■ **Short exercise**:
Without including any images, reproduce each entry exactly.

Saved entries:
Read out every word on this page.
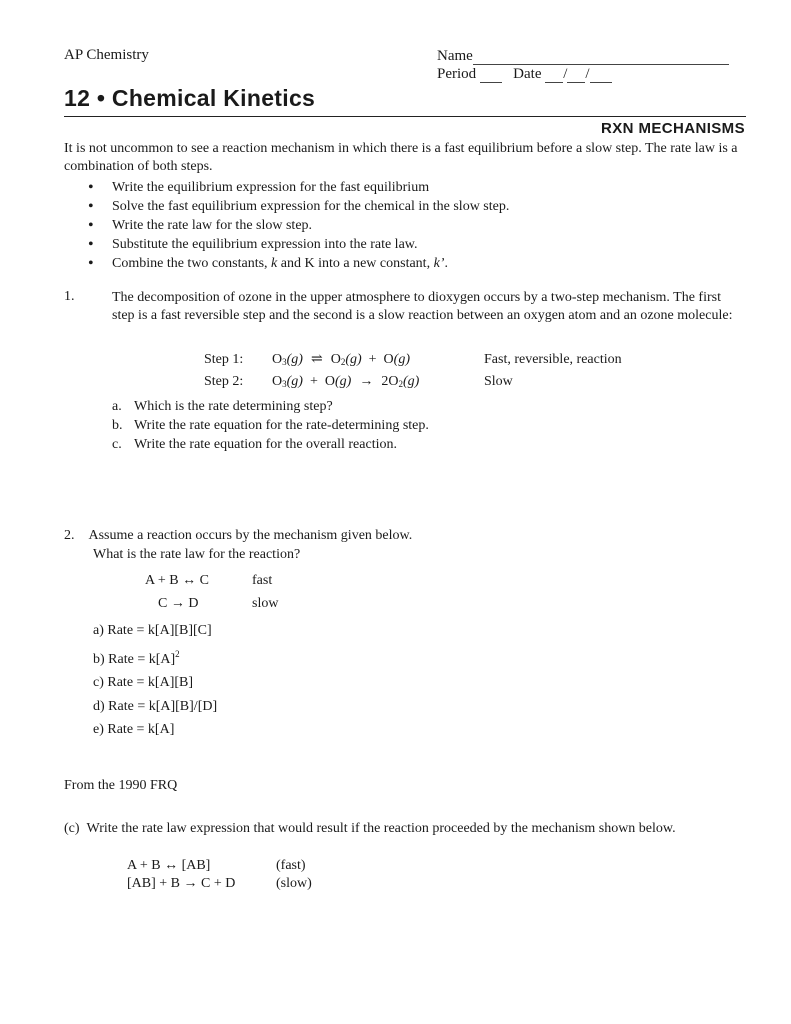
AP Chemistry	Name
Period Date / /
12 • Chemical Kinetics
RXN MECHANISMS
It is not uncommon to see a reaction mechanism in which there is a fast equilibrium before a slow step. The rate law is a combination of both steps.
• Write the equilibrium expression for the fast equilibrium
• Solve the fast equilibrium expression for the chemical in the slow step.
• Write the rate law for the slow step.
• Substitute the equilibrium expression into the rate law.
• Combine the two constants, k and K into a new constant, k’.
1.	The decomposition of ozone in the upper atmosphere to dioxygen occurs by a two-step mechanism. The first step is a fast reversible step and the second is a slow reaction between an oxygen atom and an ozone molecule:
Step 1:	$O_3(g)$ ⇌ $O_2(g) + O(g)$	Fast, reversible, reaction
Step 2:	$O_3(g) + O(g) \to 2O_2(g)$	Slow
a. Which is the rate determining step?
b. Write the rate equation for the rate-determining step.
c. Write the rate equation for the overall reaction.
2. Assume a reaction occurs by the mechanism given below.
What is the rate law for the reaction?
A + B ↔ C	fast
C → D	slow
a) Rate = k[A][B][C]
b) Rate = $k[A]^2$
c) Rate = k[A][B]
d) Rate = k[A][B]/[D]
e) Rate = k[A]
From the 1990 FRQ
(c) Write the rate law expression that would result if the reaction proceeded by the mechanism shown below.
A + B ↔ [AB]	(fast)
[AB] + B → C + D	(slow)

■ **Worked answer**:
Read out every word on this page.
AP Chemistry	Name
Period Date / /
12 • Chemical Kinetics
RXN MECHANISMS
It is not uncommon to see a reaction mechanism in which there is a fast equilibrium before a slow step. The rate law is a combination of both steps.
• Write the equilibrium expression for the fast equilibrium
• Solve the fast equilibrium expression for the chemical in the slow step.
• Write the rate law for the slow step.
• Substitute the equilibrium expression into the rate law.
• Combine the two constants, k and K into a new constant, k’.
1.	The decomposition of ozone in the upper atmosphere to dioxygen occurs by a two-step mechanism. The first step is a fast reversible step and the second is a slow reaction between an oxygen atom and an ozone molecule:
Step 1:	$O_3(g)$ ⇌ $O_2(g) + O(g)$	Fast, reversible, reaction
Step 2:	$O_3(g) + O(g) \to 2O_2(g)$	Slow
a. Which is the rate determining step?
b. Write the rate equation for the rate-determining step.
c. Write the rate equation for the overall reaction.
2. Assume a reaction occurs by the mechanism given below.
What is the rate law for the reaction?
A + B ↔ C	fast
C → D	slow
a) Rate = k[A][B][C]
b) Rate = $k[A]^2$
c) Rate = k[A][B]
d) Rate = k[A][B]/[D]
e) Rate = k[A]
From the 1990 FRQ
(c) Write the rate law expression that would result if the reaction proceeded by the mechanism shown below.
A + B ↔ [AB]	(fast)
[AB] + B → C + D	(slow)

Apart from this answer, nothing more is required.